Task details – Your task is to reproduce the material exactly.

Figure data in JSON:

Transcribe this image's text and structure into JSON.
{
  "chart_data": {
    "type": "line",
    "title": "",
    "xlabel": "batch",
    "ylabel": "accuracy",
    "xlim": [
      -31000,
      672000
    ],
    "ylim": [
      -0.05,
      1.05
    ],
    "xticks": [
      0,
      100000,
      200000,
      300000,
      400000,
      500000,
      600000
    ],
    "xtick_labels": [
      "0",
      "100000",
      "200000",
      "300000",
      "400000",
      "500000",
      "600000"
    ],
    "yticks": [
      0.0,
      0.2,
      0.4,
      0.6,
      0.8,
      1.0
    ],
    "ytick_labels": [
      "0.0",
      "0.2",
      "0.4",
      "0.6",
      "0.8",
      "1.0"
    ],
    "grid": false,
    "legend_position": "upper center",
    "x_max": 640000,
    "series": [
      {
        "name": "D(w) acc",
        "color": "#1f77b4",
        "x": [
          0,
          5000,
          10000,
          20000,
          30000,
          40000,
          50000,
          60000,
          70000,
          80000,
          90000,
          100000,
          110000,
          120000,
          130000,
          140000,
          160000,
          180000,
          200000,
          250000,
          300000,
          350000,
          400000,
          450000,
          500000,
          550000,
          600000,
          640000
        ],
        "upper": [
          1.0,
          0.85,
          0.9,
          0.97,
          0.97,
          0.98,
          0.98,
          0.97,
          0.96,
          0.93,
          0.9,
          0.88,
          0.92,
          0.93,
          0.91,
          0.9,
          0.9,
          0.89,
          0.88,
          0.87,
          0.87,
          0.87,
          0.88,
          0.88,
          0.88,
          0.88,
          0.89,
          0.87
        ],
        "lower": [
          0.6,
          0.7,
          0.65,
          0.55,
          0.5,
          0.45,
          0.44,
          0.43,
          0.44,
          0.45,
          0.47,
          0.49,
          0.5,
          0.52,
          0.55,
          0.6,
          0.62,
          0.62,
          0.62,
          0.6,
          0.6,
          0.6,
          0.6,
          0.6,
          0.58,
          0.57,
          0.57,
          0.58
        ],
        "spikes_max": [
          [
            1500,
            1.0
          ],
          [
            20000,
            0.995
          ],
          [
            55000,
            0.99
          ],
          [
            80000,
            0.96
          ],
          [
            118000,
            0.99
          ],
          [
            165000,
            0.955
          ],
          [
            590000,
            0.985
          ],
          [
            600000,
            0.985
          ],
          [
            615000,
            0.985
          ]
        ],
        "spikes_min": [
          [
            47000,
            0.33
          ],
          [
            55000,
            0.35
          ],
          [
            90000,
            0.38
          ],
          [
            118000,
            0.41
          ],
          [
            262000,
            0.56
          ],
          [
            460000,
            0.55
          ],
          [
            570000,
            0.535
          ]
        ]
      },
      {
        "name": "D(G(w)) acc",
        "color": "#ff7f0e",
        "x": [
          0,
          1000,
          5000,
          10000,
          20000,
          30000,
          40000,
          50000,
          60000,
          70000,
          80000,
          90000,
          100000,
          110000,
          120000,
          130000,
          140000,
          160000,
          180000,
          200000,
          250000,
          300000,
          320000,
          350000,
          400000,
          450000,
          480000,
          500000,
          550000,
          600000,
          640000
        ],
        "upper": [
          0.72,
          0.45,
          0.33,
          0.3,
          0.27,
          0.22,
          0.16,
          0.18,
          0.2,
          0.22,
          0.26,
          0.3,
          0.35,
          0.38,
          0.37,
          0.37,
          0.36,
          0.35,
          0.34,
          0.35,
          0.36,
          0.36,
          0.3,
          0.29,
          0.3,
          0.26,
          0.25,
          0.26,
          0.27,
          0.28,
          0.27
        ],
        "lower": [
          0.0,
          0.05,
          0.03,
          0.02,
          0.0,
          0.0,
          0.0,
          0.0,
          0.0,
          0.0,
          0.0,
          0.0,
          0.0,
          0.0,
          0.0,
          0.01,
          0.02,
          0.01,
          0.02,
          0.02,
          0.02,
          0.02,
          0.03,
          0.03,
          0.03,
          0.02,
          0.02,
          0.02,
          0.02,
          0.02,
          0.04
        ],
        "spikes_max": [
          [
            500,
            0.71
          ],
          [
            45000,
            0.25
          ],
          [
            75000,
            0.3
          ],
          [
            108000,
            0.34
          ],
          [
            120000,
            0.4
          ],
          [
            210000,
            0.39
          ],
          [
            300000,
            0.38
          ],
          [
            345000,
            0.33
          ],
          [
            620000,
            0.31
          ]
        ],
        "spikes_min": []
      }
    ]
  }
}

Task output –
Transcribe this image's text and structure into JSON.
{
  "chart_data": {
    "type": "line",
    "title": "",
    "xlabel": "batch",
    "ylabel": "accuracy",
    "xlim": [
      -31000,
      672000
    ],
    "ylim": [
      -0.05,
      1.05
    ],
    "xticks": [
      0,
      100000,
      200000,
      300000,
      400000,
      500000,
      600000
    ],
    "xtick_labels": [
      "0",
      "100000",
      "200000",
      "300000",
      "400000",
      "500000",
      "600000"
    ],
    "yticks": [
      0.0,
      0.2,
      0.4,
      0.6,
      0.8,
      1.0
    ],
    "ytick_labels": [
      "0.0",
      "0.2",
      "0.4",
      "0.6",
      "0.8",
      "1.0"
    ],
    "grid": false,
    "legend_position": "upper center",
    "x_max": 640000,
    "series": [
      {
        "name": "D(w) acc",
        "color": "#1f77b4",
        "x": [
          0,
          5000,
          10000,
          20000,
          30000,
          40000,
          50000,
          60000,
          70000,
          80000,
          90000,
          100000,
          110000,
          120000,
          130000,
          140000,
          160000,
          180000,
          200000,
          250000,
          300000,
          350000,
          400000,
          450000,
          500000,
          550000,
          600000,
          640000
        ],
        "upper": [
          1.0,
          0.85,
          0.9,
          0.97,
          0.97,
          0.98,
          0.98,
          0.97,
          0.96,
          0.93,
          0.9,
          0.88,
          0.92,
          0.93,
          0.91,
          0.9,
          0.9,
          0.89,
          0.88,
          0.87,
          0.87,
          0.87,
          0.88,
          0.88,
          0.88,
          0.88,
          0.89,
          0.87
        ],
        "lower": [
          0.6,
          0.7,
          0.65,
          0.55,
          0.5,
          0.45,
          0.44,
          0.43,
          0.44,
          0.45,
          0.47,
          0.49,
          0.5,
          0.52,
          0.55,
          0.6,
          0.62,
          0.62,
          0.62,
          0.6,
          0.6,
          0.6,
          0.6,
          0.6,
          0.58,
          0.57,
          0.57,
          0.58
        ],
        "spikes_max": [
          [
            1500,
            1.0
          ],
          [
            20000,
            0.995
          ],
          [
            55000,
            0.99
          ],
          [
            80000,
            0.96
          ],
          [
            118000,
            0.99
          ],
          [
            165000,
            0.955
          ],
          [
            590000,
            0.985
          ],
          [
            600000,
            0.985
          ],
          [
            615000,
            0.985
          ]
        ],
        "spikes_min": [
          [
            47000,
            0.33
          ],
          [
            55000,
            0.35
          ],
          [
            90000,
            0.38
          ],
          [
            118000,
            0.41
          ],
          [
            262000,
            0.56
          ],
          [
            460000,
            0.55
          ],
          [
            570000,
            0.535
          ]
        ]
      },
      {
        "name": "D(G(w)) acc",
        "color": "#ff7f0e",
        "x": [
          0,
          1000,
          5000,
          10000,
          20000,
          30000,
          40000,
          50000,
          60000,
          70000,
          80000,
          90000,
          100000,
          110000,
          120000,
          130000,
          140000,
          160000,
          180000,
          200000,
          250000,
          300000,
          320000,
          350000,
          400000,
          450000,
          480000,
          500000,
          550000,
          600000,
          640000
        ],
        "upper": [
          0.72,
          0.45,
          0.33,
          0.3,
          0.27,
          0.22,
          0.16,
          0.18,
          0.2,
          0.22,
          0.26,
          0.3,
          0.35,
          0.38,
          0.37,
          0.37,
          0.36,
          0.35,
          0.34,
          0.35,
          0.36,
          0.36,
          0.3,
          0.29,
          0.3,
          0.26,
          0.25,
          0.26,
          0.27,
          0.28,
          0.27
        ],
        "lower": [
          0.0,
          0.05,
          0.03,
          0.02,
          0.0,
          0.0,
          0.0,
          0.0,
          0.0,
          0.0,
          0.0,
          0.0,
          0.0,
          0.0,
          0.0,
          0.01,
          0.02,
          0.01,
          0.02,
          0.02,
          0.02,
          0.02,
          0.03,
          0.03,
          0.03,
          0.02,
          0.02,
          0.02,
          0.02,
          0.02,
          0.04
        ],
        "spikes_max": [
          [
            500,
            0.71
          ],
          [
            45000,
            0.25
          ],
          [
            75000,
            0.3
          ],
          [
            108000,
            0.34
          ],
          [
            120000,
            0.4
          ],
          [
            210000,
            0.39
          ],
          [
            300000,
            0.38
          ],
          [
            345000,
            0.33
          ],
          [
            620000,
            0.31
          ]
        ],
        "spikes_min": []
      }
    ]
  }
}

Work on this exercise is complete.